• **Exercise instructions**
Note each line where "style" appears, and copy it.
▬▬▬▬▬▬▬▬▬▬
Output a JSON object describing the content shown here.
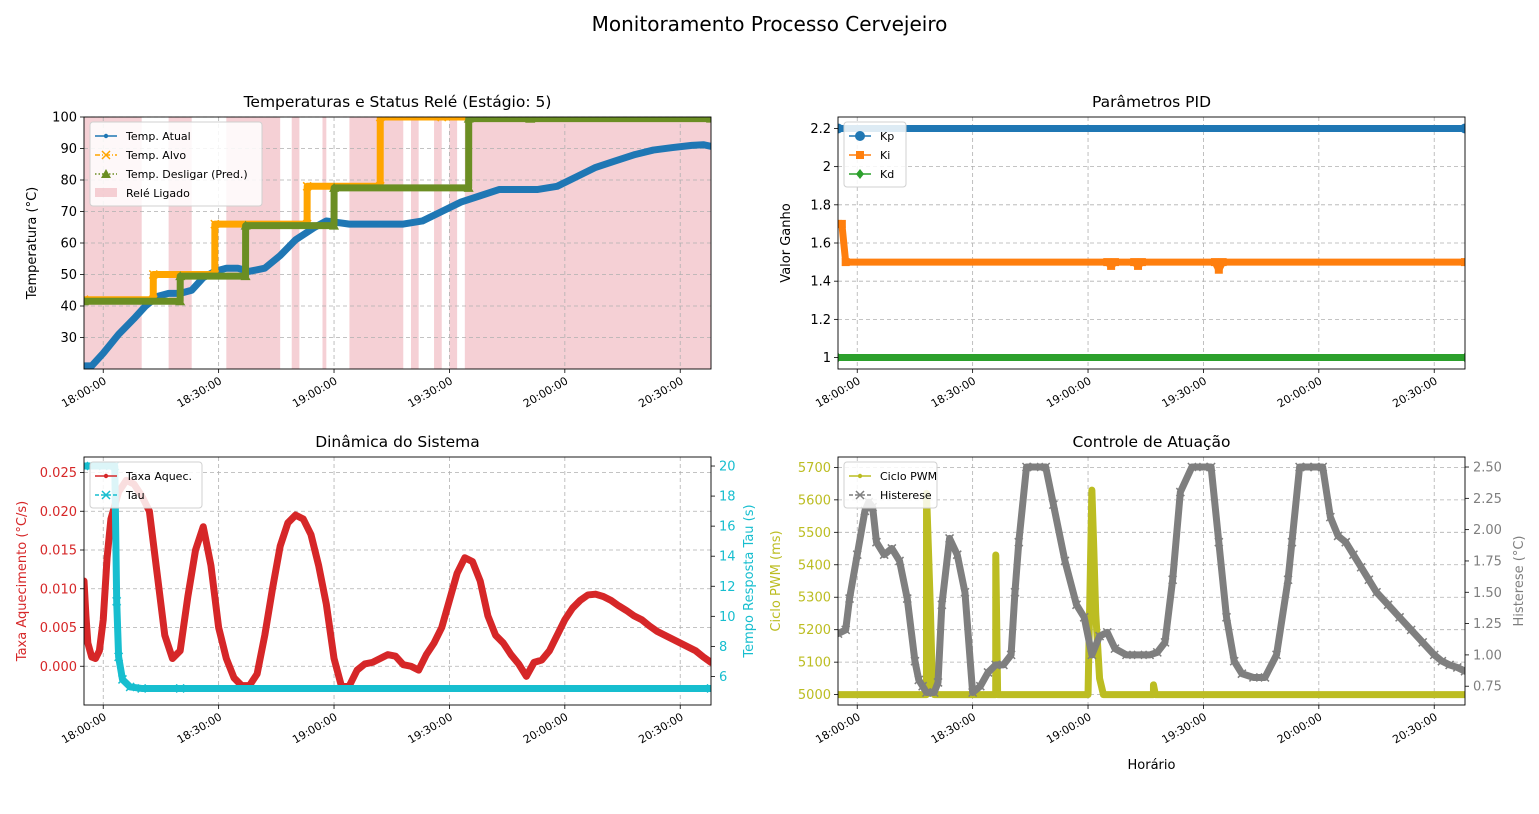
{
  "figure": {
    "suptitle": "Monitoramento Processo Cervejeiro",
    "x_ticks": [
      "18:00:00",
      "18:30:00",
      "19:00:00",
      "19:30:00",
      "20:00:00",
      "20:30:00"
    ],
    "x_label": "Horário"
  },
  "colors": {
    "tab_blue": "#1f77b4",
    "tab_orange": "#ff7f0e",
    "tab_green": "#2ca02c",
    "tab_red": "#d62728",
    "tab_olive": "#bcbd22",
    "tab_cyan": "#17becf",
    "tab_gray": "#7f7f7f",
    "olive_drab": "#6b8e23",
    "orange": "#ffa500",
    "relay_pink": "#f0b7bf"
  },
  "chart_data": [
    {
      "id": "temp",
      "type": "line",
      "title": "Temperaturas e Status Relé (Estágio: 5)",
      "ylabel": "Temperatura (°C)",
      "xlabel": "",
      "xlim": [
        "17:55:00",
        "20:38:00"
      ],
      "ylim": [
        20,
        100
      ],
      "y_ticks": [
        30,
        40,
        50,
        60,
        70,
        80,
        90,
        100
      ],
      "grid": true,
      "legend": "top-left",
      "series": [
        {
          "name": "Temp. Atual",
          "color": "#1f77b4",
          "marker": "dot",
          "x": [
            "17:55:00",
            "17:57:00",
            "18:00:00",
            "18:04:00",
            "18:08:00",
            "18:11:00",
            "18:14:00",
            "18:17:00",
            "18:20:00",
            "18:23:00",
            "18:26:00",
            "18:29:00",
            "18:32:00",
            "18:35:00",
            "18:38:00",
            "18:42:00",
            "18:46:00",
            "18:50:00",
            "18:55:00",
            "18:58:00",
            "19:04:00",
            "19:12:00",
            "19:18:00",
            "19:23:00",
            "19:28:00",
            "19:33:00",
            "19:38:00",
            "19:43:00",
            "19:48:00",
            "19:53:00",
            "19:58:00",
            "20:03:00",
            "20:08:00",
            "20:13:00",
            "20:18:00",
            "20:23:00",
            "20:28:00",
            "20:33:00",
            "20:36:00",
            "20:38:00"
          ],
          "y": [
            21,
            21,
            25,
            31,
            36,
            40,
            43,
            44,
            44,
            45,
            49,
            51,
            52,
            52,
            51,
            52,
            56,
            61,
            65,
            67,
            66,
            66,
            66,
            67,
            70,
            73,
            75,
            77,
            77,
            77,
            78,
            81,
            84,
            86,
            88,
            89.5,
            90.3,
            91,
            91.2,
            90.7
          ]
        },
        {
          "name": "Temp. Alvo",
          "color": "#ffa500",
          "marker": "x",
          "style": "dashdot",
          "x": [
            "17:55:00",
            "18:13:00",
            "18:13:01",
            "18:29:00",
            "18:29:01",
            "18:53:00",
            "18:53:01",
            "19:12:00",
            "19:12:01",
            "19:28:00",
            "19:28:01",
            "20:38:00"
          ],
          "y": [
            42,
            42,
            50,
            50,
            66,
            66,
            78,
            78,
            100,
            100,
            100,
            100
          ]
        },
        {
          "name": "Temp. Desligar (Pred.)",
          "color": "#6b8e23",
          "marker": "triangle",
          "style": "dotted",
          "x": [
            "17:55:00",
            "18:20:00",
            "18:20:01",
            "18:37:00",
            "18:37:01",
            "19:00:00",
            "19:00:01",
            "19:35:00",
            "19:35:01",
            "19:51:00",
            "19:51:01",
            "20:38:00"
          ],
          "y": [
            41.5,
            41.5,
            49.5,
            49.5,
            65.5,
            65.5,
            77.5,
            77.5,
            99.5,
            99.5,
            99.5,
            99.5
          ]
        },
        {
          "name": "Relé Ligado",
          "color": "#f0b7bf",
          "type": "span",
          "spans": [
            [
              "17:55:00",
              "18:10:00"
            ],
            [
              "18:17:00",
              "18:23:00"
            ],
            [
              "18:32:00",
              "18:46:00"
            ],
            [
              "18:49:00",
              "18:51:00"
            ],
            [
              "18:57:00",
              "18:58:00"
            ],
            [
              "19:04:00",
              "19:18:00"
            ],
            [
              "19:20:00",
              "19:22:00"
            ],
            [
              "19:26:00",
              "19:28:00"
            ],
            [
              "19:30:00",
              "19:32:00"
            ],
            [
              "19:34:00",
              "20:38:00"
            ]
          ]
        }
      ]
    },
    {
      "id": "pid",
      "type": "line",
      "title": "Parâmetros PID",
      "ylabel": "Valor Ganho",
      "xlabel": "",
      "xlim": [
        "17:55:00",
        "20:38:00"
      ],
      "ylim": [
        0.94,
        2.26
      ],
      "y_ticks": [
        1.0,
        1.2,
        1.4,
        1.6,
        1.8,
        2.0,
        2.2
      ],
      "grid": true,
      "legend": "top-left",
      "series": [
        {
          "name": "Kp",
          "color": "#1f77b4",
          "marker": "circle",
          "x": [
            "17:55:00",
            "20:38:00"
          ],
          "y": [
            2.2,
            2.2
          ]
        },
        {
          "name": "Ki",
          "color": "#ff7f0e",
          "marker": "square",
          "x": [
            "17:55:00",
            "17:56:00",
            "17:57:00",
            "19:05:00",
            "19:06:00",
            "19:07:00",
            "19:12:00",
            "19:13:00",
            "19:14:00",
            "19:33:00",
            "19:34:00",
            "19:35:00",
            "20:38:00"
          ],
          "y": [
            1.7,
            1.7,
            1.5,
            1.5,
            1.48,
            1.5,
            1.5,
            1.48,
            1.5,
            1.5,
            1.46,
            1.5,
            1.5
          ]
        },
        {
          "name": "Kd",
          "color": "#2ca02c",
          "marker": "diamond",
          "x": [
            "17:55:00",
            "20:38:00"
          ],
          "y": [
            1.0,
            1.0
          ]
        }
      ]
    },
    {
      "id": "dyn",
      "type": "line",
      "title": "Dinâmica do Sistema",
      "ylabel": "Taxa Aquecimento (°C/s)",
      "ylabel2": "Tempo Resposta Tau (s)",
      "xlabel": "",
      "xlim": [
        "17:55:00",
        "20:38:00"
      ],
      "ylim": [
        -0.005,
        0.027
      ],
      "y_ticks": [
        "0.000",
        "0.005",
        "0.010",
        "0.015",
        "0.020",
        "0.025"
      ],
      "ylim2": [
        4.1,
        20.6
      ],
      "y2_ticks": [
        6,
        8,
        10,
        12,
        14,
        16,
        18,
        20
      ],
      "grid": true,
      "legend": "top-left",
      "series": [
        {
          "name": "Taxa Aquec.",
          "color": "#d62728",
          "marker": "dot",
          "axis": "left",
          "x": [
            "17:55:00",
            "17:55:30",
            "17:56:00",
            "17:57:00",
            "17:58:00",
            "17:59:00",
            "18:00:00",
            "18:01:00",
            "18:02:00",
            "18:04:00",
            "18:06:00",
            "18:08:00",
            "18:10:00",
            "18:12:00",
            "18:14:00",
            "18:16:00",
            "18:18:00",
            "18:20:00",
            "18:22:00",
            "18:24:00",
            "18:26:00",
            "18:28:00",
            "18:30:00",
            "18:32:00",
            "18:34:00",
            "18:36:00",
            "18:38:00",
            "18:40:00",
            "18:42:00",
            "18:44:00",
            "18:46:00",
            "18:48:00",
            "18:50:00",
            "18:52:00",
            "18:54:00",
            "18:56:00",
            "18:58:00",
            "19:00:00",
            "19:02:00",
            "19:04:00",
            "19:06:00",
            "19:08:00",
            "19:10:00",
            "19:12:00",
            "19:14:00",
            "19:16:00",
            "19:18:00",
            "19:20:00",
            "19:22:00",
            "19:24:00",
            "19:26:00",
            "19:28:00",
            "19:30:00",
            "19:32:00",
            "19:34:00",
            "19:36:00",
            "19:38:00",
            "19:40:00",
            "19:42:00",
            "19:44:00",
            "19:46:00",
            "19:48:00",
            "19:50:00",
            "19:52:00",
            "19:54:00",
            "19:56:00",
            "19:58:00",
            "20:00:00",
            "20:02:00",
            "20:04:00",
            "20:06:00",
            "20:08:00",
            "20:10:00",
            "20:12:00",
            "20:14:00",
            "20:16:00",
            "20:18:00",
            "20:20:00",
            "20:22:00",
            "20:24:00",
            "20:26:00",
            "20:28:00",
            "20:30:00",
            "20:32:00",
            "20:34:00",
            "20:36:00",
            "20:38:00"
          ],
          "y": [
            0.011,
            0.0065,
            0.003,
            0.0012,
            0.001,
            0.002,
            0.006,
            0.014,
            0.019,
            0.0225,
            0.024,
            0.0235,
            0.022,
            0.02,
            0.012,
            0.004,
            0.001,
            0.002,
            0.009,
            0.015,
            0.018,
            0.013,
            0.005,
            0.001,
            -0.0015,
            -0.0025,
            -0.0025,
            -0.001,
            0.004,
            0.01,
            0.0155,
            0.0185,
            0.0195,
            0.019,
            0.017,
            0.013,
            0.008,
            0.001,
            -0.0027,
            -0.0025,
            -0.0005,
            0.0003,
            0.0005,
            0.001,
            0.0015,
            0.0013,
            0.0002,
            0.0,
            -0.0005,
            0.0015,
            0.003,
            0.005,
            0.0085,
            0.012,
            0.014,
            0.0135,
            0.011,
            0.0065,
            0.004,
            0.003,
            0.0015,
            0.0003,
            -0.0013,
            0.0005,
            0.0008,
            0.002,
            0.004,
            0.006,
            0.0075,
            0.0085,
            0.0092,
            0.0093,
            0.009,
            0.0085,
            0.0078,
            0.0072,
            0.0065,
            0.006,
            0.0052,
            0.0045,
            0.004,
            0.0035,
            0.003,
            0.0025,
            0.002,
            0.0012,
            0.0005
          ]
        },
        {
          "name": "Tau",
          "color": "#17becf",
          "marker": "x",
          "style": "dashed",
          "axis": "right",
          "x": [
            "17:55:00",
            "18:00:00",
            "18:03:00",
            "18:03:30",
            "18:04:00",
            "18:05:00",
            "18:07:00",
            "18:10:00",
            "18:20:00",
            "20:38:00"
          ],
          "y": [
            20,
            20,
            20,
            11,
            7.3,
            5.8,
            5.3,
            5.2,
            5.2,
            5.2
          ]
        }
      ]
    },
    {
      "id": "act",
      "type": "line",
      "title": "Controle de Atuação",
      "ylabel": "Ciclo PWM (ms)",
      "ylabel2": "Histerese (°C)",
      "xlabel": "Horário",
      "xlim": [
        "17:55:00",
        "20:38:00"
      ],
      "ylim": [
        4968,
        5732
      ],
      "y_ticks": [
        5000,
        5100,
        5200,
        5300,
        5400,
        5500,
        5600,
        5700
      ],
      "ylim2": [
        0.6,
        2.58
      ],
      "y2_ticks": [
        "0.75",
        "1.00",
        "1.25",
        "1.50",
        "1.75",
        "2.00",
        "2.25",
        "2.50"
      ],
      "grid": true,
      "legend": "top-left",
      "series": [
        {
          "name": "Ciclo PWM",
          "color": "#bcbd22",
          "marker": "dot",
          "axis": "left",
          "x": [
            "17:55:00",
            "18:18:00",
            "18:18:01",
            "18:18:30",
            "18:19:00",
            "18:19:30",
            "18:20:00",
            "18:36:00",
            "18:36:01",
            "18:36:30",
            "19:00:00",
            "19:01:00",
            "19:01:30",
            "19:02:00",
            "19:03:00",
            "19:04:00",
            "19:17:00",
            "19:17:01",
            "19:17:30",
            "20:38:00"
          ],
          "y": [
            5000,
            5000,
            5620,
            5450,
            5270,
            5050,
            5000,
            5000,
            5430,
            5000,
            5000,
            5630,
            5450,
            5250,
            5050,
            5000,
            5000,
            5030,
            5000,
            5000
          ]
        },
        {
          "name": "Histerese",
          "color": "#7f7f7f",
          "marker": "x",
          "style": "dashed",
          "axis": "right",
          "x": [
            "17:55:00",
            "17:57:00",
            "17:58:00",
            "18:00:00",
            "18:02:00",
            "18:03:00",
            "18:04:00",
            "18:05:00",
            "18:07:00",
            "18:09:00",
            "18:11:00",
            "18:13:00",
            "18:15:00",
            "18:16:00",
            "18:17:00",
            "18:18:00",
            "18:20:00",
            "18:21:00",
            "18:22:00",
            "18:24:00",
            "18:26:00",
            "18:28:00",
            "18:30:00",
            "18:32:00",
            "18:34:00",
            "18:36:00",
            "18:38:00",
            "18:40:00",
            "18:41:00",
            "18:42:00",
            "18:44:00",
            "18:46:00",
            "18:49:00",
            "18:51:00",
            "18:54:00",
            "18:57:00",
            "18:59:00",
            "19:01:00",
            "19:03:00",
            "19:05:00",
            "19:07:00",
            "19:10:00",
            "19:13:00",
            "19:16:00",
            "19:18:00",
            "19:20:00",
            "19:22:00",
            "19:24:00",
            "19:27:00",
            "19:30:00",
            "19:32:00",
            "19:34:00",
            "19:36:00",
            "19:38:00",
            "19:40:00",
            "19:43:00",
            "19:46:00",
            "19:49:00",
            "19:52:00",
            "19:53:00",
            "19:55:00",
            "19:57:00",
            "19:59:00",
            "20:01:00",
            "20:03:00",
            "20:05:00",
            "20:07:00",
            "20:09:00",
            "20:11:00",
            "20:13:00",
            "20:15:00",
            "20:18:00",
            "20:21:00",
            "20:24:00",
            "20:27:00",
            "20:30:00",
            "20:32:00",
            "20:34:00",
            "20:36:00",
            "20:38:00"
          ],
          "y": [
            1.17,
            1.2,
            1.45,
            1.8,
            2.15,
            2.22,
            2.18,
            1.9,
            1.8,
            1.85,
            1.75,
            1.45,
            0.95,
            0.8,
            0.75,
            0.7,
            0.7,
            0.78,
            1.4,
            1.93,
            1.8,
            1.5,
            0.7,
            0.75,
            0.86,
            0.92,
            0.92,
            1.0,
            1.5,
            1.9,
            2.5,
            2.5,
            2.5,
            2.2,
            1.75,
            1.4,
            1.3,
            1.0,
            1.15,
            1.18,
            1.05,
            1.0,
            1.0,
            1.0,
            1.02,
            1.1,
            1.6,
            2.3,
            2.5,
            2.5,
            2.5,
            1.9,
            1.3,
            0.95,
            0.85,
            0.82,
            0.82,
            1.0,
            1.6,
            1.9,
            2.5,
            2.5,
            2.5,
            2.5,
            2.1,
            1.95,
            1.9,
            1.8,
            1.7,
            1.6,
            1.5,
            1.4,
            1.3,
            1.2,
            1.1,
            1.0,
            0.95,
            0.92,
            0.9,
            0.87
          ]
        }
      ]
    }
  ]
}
▬▬▬▬▬▬▬▬▬▬
• **Right answer**
          "style": "dashdot",
          "style": "dotted",
          "style": "dashed",
          "style": "dashed",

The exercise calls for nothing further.